The exercise: Check every line below for the word "Page" and show those that hold it.

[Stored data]
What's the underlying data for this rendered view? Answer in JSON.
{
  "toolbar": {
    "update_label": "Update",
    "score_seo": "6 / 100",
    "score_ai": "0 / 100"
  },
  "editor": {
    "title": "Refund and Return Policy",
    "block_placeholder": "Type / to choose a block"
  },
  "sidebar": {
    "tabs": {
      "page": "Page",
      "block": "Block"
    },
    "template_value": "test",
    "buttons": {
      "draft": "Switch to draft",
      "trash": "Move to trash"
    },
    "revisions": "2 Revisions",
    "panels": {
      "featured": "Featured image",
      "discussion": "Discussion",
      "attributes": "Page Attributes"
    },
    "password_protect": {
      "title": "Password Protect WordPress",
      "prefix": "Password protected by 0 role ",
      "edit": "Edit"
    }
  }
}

Task answer:
      "page": "Page",
      "attributes": "Page Attributes"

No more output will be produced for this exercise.